WRITTEN INSTRUCTION :: Print the full listing exactly.

** Begin **

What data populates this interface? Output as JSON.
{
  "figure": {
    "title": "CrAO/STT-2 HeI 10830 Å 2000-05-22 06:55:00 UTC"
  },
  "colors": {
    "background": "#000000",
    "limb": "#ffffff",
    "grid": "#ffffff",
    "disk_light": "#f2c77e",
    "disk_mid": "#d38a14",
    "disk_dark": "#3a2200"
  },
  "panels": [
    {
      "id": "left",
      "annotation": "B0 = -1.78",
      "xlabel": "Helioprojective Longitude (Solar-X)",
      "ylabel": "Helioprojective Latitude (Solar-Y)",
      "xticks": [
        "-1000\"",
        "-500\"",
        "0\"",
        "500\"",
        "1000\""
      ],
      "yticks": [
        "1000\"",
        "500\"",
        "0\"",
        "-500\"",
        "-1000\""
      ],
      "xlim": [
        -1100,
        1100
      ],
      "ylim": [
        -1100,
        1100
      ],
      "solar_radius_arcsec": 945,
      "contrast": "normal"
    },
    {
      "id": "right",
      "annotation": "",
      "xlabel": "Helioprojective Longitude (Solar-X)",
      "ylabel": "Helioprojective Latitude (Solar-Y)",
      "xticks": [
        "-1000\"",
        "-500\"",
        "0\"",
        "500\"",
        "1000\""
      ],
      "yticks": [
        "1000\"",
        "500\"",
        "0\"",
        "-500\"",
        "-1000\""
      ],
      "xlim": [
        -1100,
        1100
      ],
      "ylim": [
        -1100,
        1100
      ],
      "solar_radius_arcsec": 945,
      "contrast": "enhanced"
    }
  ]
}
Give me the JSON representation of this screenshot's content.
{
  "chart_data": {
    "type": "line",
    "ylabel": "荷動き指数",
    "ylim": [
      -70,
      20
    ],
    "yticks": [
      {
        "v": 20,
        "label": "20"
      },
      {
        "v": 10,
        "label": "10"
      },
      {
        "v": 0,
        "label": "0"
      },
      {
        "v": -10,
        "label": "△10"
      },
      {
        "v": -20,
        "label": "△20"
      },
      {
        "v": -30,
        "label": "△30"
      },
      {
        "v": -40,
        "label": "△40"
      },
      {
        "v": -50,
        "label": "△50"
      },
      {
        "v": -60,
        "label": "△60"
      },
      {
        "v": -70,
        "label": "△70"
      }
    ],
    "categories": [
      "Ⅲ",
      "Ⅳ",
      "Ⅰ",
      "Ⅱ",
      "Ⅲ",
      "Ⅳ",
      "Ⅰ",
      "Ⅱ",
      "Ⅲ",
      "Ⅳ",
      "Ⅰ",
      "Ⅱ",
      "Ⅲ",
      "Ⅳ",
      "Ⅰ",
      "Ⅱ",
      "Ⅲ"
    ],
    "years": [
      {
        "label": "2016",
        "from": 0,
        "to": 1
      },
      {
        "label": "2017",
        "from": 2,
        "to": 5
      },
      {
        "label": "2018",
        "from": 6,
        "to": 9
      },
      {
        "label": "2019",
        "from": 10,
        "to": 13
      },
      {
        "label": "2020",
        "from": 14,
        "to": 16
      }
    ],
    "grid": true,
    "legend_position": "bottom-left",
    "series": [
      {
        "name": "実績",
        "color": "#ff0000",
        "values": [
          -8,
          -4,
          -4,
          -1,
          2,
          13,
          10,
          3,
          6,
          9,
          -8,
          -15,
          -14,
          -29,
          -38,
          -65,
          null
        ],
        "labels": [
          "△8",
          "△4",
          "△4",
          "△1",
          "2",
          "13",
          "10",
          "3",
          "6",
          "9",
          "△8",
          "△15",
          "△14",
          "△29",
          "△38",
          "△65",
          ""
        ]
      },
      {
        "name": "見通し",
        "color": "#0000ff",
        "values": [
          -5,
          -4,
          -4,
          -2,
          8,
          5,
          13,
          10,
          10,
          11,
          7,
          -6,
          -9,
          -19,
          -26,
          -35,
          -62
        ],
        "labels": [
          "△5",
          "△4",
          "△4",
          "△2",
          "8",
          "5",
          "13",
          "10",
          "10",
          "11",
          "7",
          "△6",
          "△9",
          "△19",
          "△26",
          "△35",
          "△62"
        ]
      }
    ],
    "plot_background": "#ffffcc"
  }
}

** End **

IN RESPONSE ::
What data populates this interface? Output as JSON.
{
  "figure": {
    "title": "CrAO/STT-2 HeI 10830 Å 2000-05-22 06:55:00 UTC"
  },
  "colors": {
    "background": "#000000",
    "limb": "#ffffff",
    "grid": "#ffffff",
    "disk_light": "#f2c77e",
    "disk_mid": "#d38a14",
    "disk_dark": "#3a2200"
  },
  "panels": [
    {
      "id": "left",
      "annotation": "B0 = -1.78",
      "xlabel": "Helioprojective Longitude (Solar-X)",
      "ylabel": "Helioprojective Latitude (Solar-Y)",
      "xticks": [
        "-1000\"",
        "-500\"",
        "0\"",
        "500\"",
        "1000\""
      ],
      "yticks": [
        "1000\"",
        "500\"",
        "0\"",
        "-500\"",
        "-1000\""
      ],
      "xlim": [
        -1100,
        1100
      ],
      "ylim": [
        -1100,
        1100
      ],
      "solar_radius_arcsec": 945,
      "contrast": "normal"
    },
    {
      "id": "right",
      "annotation": "",
      "xlabel": "Helioprojective Longitude (Solar-X)",
      "ylabel": "Helioprojective Latitude (Solar-Y)",
      "xticks": [
        "-1000\"",
        "-500\"",
        "0\"",
        "500\"",
        "1000\""
      ],
      "yticks": [
        "1000\"",
        "500\"",
        "0\"",
        "-500\"",
        "-1000\""
      ],
      "xlim": [
        -1100,
        1100
      ],
      "ylim": [
        -1100,
        1100
      ],
      "solar_radius_arcsec": 945,
      "contrast": "enhanced"
    }
  ]
}
Give me the JSON representation of this screenshot's content.
{
  "chart_data": {
    "type": "line",
    "ylabel": "荷動き指数",
    "ylim": [
      -70,
      20
    ],
    "yticks": [
      {
        "v": 20,
        "label": "20"
      },
      {
        "v": 10,
        "label": "10"
      },
      {
        "v": 0,
        "label": "0"
      },
      {
        "v": -10,
        "label": "△10"
      },
      {
        "v": -20,
        "label": "△20"
      },
      {
        "v": -30,
        "label": "△30"
      },
      {
        "v": -40,
        "label": "△40"
      },
      {
        "v": -50,
        "label": "△50"
      },
      {
        "v": -60,
        "label": "△60"
      },
      {
        "v": -70,
        "label": "△70"
      }
    ],
    "categories": [
      "Ⅲ",
      "Ⅳ",
      "Ⅰ",
      "Ⅱ",
      "Ⅲ",
      "Ⅳ",
      "Ⅰ",
      "Ⅱ",
      "Ⅲ",
      "Ⅳ",
      "Ⅰ",
      "Ⅱ",
      "Ⅲ",
      "Ⅳ",
      "Ⅰ",
      "Ⅱ",
      "Ⅲ"
    ],
    "years": [
      {
        "label": "2016",
        "from": 0,
        "to": 1
      },
      {
        "label": "2017",
        "from": 2,
        "to": 5
      },
      {
        "label": "2018",
        "from": 6,
        "to": 9
      },
      {
        "label": "2019",
        "from": 10,
        "to": 13
      },
      {
        "label": "2020",
        "from": 14,
        "to": 16
      }
    ],
    "grid": true,
    "legend_position": "bottom-left",
    "series": [
      {
        "name": "実績",
        "color": "#ff0000",
        "values": [
          -8,
          -4,
          -4,
          -1,
          2,
          13,
          10,
          3,
          6,
          9,
          -8,
          -15,
          -14,
          -29,
          -38,
          -65,
          null
        ],
        "labels": [
          "△8",
          "△4",
          "△4",
          "△1",
          "2",
          "13",
          "10",
          "3",
          "6",
          "9",
          "△8",
          "△15",
          "△14",
          "△29",
          "△38",
          "△65",
          ""
        ]
      },
      {
        "name": "見通し",
        "color": "#0000ff",
        "values": [
          -5,
          -4,
          -4,
          -2,
          8,
          5,
          13,
          10,
          10,
          11,
          7,
          -6,
          -9,
          -19,
          -26,
          -35,
          -62
        ],
        "labels": [
          "△5",
          "△4",
          "△4",
          "△2",
          "8",
          "5",
          "13",
          "10",
          "10",
          "11",
          "7",
          "△6",
          "△9",
          "△19",
          "△26",
          "△35",
          "△62"
        ]
      }
    ],
    "plot_background": "#ffffcc"
  }
}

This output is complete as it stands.